## Exercise task
Provide only the number of lines in the data below that contain the word "производства".

↓

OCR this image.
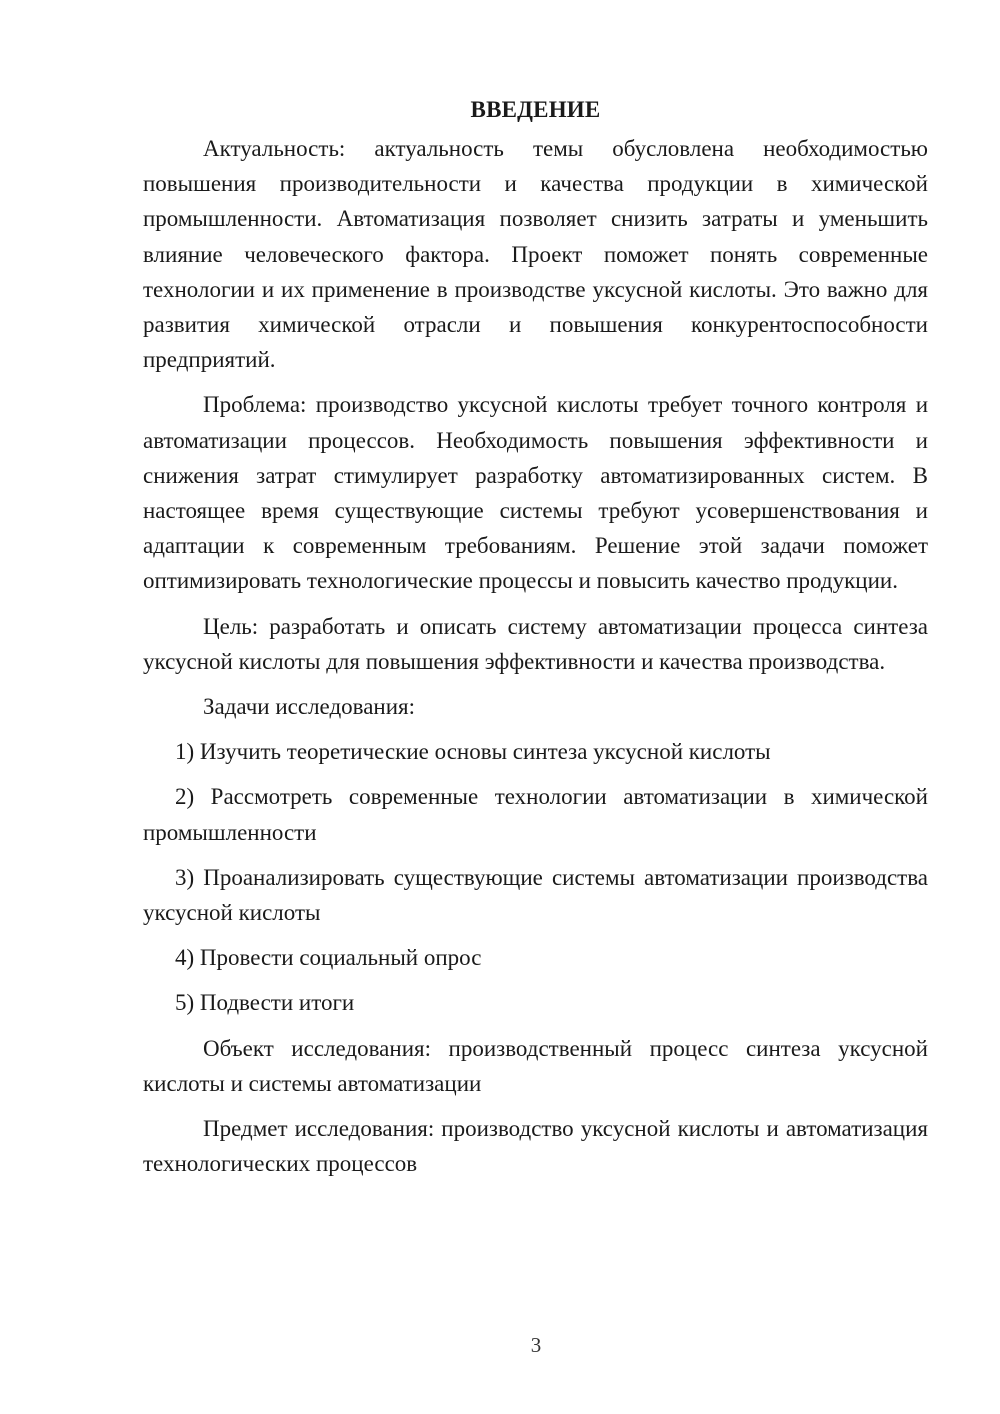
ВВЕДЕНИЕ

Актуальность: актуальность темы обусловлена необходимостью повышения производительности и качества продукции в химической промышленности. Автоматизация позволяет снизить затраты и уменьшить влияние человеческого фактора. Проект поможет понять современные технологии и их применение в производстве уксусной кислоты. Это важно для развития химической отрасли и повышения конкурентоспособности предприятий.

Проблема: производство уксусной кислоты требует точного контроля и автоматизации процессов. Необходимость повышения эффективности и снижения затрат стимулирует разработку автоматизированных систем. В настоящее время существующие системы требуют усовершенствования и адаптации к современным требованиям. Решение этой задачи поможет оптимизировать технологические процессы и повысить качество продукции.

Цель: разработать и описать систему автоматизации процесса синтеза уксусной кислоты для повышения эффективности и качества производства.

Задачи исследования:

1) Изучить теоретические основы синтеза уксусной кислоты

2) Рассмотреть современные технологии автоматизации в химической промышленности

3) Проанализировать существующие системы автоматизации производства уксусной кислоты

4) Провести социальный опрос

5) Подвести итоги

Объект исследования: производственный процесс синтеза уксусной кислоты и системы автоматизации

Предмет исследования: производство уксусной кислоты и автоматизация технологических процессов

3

↑

## Exercise result
2